*STATED TASK*.
Pull out each line of the data that includes the word "venväg".

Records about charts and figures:
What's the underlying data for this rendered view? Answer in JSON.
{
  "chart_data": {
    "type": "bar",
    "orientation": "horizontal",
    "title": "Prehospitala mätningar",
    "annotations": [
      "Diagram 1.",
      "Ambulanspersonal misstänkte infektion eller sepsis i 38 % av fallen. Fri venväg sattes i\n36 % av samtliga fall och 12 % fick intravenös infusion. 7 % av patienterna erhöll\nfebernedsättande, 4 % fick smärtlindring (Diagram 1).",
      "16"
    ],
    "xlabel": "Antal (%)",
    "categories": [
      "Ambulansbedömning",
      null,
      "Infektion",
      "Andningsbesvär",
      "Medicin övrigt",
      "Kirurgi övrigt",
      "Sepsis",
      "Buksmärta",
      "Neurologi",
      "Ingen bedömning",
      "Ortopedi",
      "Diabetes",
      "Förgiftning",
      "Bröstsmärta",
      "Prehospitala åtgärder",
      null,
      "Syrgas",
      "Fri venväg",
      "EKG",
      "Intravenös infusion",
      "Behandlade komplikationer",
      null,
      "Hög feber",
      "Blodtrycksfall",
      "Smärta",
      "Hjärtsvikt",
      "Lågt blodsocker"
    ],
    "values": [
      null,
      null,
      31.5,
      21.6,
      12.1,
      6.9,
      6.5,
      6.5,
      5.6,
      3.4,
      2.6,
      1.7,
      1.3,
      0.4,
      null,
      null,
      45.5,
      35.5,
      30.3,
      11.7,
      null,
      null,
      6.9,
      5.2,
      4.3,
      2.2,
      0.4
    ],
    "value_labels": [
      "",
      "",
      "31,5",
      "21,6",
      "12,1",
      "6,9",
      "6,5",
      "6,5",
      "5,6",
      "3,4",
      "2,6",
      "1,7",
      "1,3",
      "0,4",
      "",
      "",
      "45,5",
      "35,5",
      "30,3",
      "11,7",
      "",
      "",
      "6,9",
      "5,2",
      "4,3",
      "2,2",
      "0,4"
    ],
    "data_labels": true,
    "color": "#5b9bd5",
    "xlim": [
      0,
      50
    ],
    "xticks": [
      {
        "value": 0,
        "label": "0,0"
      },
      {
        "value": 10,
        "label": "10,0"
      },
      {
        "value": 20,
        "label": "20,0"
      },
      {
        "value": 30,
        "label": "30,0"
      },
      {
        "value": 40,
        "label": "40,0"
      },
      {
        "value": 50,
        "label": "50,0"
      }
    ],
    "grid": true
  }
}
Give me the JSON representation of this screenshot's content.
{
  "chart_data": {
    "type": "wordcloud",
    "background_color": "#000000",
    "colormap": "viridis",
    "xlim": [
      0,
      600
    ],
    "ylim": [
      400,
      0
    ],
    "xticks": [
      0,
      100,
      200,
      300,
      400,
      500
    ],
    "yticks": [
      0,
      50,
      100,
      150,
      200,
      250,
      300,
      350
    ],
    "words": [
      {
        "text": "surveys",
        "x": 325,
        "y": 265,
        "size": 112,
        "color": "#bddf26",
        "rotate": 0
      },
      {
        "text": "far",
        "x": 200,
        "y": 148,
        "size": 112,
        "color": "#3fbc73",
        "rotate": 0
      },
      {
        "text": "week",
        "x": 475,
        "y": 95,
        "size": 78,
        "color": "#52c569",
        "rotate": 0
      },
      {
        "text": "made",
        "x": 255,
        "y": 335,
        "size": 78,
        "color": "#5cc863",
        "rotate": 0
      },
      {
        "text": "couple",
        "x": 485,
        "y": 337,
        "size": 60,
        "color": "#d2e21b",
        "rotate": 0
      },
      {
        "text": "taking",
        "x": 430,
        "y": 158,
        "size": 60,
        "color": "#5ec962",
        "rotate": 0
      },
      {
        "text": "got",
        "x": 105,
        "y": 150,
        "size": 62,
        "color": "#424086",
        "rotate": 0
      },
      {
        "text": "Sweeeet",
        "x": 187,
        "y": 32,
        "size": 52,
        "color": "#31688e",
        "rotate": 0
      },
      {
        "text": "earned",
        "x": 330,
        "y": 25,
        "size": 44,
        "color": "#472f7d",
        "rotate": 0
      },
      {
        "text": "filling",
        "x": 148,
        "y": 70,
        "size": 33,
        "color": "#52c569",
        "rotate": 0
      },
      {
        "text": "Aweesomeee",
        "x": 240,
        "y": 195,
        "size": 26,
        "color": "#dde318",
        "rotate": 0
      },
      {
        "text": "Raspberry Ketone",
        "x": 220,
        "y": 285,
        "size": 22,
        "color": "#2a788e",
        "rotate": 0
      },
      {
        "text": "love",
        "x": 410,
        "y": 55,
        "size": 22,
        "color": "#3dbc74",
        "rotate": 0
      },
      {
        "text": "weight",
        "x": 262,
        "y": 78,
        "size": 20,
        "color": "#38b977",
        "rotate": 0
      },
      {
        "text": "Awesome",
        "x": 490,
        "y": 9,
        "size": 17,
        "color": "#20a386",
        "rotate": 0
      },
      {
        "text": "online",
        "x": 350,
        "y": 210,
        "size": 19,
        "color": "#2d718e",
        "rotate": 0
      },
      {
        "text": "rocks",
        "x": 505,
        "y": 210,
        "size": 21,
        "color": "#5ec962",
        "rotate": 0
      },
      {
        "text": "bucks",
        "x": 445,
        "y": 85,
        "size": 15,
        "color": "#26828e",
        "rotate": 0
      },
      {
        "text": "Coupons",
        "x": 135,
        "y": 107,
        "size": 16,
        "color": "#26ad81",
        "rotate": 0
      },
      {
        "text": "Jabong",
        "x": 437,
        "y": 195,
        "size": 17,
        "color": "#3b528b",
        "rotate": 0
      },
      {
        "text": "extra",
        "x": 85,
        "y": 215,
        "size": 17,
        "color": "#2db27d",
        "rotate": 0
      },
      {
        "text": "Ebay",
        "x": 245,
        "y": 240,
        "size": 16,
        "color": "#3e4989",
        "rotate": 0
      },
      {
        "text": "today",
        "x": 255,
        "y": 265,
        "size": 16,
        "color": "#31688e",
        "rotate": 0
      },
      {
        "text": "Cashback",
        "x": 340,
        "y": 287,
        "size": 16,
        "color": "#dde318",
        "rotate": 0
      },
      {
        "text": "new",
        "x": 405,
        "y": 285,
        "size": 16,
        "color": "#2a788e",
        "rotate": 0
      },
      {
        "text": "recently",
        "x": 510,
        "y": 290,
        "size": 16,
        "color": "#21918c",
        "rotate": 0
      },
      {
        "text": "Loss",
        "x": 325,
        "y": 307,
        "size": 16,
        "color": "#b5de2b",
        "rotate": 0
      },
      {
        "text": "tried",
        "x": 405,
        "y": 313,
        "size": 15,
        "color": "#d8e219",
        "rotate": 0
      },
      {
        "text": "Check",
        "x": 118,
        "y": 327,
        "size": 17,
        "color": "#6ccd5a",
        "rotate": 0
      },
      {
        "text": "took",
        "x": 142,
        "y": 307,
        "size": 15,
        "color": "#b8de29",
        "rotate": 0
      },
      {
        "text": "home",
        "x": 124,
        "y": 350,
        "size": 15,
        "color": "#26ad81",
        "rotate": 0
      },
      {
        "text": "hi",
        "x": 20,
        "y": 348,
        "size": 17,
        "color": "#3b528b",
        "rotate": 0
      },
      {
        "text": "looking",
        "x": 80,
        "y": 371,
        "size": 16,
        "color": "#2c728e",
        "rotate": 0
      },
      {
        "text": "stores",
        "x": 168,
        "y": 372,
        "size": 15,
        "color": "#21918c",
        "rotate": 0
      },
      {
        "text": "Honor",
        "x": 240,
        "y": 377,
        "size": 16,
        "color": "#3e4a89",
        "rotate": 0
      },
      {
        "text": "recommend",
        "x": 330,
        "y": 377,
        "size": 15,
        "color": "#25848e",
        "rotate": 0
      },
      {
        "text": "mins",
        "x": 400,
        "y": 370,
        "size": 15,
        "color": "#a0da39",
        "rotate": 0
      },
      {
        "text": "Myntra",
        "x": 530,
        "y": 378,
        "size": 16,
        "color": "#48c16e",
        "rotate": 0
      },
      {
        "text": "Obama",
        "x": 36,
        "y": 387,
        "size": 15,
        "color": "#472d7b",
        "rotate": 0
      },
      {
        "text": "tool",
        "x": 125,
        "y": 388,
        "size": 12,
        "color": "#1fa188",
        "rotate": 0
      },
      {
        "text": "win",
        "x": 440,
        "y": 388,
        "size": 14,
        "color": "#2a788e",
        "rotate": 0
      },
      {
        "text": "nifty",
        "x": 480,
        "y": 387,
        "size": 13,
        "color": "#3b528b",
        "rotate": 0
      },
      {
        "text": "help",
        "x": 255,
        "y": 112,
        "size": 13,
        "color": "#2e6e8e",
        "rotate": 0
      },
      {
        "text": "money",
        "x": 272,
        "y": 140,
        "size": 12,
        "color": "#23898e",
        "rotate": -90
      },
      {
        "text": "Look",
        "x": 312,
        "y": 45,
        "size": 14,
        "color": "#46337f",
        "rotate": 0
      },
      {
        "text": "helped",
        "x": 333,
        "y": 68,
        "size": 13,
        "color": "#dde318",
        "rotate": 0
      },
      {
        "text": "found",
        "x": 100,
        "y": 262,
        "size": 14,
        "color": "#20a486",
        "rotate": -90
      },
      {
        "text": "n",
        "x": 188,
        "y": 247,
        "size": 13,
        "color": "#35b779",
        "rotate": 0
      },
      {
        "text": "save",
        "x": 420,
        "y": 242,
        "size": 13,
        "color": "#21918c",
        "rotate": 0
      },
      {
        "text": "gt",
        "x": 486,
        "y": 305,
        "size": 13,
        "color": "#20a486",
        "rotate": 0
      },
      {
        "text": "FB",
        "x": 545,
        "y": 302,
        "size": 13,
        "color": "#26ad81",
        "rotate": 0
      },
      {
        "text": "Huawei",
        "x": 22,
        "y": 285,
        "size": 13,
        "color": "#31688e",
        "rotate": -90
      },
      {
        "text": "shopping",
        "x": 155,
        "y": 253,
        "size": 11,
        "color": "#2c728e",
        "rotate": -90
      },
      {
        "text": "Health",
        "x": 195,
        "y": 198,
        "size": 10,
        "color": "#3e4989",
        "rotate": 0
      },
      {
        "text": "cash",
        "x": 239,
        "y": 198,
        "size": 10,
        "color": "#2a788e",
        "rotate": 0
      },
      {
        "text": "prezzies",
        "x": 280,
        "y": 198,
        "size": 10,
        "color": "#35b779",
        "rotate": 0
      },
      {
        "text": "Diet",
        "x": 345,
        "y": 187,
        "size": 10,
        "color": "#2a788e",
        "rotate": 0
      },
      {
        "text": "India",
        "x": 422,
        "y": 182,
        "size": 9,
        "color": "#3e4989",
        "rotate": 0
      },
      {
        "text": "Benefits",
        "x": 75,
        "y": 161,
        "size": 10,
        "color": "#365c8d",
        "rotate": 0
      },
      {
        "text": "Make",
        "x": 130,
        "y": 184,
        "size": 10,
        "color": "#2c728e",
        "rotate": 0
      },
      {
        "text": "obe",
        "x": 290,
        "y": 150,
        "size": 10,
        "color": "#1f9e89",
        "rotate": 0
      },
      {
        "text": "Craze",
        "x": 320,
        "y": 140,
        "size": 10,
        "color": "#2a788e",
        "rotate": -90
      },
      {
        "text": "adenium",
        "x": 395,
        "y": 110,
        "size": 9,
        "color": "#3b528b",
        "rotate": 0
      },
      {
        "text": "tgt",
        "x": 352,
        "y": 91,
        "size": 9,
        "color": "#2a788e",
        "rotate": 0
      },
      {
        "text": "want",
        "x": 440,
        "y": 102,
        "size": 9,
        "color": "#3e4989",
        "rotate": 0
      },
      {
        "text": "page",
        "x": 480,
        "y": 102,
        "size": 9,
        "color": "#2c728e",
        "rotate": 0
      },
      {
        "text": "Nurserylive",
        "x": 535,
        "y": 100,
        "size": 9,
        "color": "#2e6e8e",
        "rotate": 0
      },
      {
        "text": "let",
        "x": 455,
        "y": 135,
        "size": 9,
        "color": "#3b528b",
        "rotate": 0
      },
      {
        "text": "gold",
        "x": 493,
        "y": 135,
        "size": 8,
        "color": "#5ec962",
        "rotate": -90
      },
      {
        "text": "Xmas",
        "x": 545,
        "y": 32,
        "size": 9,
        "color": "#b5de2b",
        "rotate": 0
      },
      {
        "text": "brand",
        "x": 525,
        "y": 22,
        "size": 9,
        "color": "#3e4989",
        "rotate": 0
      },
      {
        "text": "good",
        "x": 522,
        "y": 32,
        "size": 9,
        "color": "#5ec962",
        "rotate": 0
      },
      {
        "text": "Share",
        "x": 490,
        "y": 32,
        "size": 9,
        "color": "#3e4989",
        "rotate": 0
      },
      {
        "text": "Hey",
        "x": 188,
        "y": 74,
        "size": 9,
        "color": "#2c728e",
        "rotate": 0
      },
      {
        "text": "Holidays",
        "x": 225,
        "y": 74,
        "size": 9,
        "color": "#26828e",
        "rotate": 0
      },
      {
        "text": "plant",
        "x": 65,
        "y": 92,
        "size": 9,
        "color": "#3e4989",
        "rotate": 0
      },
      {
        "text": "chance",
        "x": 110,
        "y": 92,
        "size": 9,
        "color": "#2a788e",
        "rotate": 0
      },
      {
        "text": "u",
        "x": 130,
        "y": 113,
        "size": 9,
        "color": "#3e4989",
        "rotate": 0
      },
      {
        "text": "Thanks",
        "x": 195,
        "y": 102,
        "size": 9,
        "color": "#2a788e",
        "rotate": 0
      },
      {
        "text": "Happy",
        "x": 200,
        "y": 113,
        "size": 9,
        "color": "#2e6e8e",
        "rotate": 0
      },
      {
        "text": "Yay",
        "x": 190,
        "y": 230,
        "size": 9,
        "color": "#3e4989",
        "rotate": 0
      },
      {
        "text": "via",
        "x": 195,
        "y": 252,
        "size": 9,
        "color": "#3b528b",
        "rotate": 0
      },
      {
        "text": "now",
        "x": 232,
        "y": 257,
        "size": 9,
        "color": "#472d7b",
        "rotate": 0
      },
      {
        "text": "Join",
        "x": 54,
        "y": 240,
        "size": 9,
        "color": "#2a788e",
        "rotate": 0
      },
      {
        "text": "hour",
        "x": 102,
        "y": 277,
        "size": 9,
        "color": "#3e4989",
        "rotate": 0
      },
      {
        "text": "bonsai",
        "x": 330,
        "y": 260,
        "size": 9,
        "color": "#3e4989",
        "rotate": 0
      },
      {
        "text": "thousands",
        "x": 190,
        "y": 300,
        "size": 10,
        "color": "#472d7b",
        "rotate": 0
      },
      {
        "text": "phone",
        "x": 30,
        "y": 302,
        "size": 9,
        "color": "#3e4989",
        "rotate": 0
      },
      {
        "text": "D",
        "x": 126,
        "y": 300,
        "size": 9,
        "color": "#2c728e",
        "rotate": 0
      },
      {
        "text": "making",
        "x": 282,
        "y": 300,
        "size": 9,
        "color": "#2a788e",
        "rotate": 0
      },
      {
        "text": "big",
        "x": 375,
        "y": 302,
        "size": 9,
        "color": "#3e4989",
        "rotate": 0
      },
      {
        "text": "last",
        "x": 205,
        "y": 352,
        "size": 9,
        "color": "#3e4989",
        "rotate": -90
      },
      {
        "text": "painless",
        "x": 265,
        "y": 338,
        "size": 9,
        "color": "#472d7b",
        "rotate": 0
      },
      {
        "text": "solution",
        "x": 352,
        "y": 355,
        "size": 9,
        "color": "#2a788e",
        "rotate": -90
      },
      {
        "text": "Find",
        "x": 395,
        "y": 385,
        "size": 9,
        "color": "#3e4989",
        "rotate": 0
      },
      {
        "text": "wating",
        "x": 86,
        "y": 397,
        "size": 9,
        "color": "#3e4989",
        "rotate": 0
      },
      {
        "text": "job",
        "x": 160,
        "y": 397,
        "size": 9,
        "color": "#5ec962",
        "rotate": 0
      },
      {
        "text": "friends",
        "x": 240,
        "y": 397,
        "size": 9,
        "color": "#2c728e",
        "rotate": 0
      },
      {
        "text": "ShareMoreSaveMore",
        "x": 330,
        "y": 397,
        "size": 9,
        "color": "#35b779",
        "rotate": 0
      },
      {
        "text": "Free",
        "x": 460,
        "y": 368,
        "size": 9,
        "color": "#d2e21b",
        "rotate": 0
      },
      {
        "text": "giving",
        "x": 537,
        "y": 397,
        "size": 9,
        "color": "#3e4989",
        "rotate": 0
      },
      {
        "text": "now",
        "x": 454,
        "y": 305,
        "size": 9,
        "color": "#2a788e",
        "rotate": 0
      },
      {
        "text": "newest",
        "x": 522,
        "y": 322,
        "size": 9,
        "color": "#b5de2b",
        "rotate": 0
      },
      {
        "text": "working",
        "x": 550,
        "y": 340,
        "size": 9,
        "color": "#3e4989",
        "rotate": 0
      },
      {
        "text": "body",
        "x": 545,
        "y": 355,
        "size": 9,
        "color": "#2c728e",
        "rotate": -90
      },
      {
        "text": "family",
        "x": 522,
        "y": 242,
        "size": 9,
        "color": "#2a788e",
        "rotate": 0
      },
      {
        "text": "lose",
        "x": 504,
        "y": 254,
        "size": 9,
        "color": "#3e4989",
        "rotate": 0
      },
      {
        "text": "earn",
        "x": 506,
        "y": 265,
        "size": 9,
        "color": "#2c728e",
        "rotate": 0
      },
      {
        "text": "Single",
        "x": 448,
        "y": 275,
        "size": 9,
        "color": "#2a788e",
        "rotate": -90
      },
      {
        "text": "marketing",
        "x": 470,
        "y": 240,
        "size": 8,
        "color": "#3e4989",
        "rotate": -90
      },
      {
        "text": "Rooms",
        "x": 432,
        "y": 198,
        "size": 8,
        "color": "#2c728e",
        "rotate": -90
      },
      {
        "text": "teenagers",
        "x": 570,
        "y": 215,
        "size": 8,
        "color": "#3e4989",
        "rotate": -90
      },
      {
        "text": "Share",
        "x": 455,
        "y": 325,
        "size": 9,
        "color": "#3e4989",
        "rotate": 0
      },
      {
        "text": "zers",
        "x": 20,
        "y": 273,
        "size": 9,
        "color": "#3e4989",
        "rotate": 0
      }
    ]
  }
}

*WRITTEN RESPONSE*.
      "Ambulanspersonal misstänkte infektion eller sepsis i 38 % av fallen. Fri venväg sattes i\n36 % av samtliga fall och 12 % fick intravenös infusion. 7 % av patienterna erhöll\nfebernedsättande, 4 % fick smärtlindring (Diagram 1).",
      "Fri venväg",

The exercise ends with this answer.